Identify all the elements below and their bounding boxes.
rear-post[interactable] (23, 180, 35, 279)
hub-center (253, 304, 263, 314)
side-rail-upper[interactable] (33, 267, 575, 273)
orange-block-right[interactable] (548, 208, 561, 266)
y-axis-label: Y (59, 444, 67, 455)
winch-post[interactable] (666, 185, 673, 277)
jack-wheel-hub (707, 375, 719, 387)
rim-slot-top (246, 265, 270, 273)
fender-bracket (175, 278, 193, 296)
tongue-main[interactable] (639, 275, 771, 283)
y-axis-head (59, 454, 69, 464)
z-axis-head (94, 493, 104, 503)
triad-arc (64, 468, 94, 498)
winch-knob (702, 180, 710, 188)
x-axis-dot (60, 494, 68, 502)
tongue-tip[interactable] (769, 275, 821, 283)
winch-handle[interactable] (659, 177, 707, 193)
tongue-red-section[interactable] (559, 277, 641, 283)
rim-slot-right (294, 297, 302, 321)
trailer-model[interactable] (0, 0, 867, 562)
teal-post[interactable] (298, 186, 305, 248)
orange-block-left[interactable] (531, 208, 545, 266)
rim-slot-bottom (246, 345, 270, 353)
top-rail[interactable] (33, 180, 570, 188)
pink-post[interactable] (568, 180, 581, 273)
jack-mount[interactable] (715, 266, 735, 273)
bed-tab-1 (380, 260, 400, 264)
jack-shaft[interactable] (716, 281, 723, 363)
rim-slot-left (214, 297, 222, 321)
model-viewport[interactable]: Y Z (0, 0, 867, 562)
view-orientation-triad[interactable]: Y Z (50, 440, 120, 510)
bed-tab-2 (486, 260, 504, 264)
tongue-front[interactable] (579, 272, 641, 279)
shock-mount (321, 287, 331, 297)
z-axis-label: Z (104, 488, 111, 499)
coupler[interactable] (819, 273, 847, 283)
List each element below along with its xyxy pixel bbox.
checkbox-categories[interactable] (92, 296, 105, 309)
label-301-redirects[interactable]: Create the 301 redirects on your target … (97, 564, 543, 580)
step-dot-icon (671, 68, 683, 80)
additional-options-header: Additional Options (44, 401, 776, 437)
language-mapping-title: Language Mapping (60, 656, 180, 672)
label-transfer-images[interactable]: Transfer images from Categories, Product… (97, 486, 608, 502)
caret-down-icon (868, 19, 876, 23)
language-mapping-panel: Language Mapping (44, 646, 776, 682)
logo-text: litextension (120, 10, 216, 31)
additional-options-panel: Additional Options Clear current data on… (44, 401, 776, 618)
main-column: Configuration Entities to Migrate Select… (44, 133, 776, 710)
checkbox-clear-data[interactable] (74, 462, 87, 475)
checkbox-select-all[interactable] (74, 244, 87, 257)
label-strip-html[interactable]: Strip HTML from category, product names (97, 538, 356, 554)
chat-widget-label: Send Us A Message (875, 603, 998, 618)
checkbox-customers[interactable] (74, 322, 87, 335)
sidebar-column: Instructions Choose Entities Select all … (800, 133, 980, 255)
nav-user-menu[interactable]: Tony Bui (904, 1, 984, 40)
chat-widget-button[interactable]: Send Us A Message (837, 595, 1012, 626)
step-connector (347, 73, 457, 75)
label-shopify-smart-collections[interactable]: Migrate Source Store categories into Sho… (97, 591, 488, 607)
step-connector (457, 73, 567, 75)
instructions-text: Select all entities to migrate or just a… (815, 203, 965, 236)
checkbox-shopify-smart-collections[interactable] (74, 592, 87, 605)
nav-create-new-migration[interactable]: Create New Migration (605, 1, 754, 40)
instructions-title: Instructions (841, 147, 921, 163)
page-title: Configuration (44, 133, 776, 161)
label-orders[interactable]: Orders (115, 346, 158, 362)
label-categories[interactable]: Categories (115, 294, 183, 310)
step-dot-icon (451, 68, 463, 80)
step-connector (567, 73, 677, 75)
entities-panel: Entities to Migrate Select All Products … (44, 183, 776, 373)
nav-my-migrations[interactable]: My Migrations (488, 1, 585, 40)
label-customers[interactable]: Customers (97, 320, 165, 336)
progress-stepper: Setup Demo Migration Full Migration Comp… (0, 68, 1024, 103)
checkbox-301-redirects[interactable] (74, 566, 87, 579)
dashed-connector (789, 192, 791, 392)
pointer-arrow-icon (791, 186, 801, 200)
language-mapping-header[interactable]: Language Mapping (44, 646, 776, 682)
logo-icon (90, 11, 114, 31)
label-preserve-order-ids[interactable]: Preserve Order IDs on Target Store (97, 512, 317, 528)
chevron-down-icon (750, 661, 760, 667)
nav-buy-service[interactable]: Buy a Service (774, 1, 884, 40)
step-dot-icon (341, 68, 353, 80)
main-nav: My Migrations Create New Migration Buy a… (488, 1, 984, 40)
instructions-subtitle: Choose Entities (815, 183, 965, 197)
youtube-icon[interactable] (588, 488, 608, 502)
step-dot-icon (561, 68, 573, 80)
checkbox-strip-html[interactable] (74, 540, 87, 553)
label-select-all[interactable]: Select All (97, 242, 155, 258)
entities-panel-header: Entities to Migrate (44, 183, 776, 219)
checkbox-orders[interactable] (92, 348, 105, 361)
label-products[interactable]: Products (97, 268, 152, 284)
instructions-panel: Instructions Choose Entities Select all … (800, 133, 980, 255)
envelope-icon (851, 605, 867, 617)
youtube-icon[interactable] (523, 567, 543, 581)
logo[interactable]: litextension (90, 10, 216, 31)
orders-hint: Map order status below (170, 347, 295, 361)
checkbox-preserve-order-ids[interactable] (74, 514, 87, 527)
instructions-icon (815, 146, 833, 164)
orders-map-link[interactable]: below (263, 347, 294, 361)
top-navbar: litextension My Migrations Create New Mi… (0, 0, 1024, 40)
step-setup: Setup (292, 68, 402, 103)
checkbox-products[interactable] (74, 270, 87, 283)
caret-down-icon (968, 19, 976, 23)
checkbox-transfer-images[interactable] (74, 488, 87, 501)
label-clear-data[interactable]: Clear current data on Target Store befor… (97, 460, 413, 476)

* _Set problem_
Rewrite the items from the very first line up to and including the line containing "winch-knob (702, 180, 710, 188)" as a numbered list, omitting any blank lines.

* _Full output_
1. Identify all the elements below and their bounding boxes.
2. rear-post[interactable] (23, 180, 35, 279)
3. hub-center (253, 304, 263, 314)
4. side-rail-upper[interactable] (33, 267, 575, 273)
5. orange-block-right[interactable] (548, 208, 561, 266)
6. y-axis-label: Y (59, 444, 67, 455)
7. winch-post[interactable] (666, 185, 673, 277)
8. jack-wheel-hub (707, 375, 719, 387)
9. rim-slot-top (246, 265, 270, 273)
10. fender-bracket (175, 278, 193, 296)
11. tongue-main[interactable] (639, 275, 771, 283)
12. y-axis-head (59, 454, 69, 464)
13. z-axis-head (94, 493, 104, 503)
14. triad-arc (64, 468, 94, 498)
15. winch-knob (702, 180, 710, 188)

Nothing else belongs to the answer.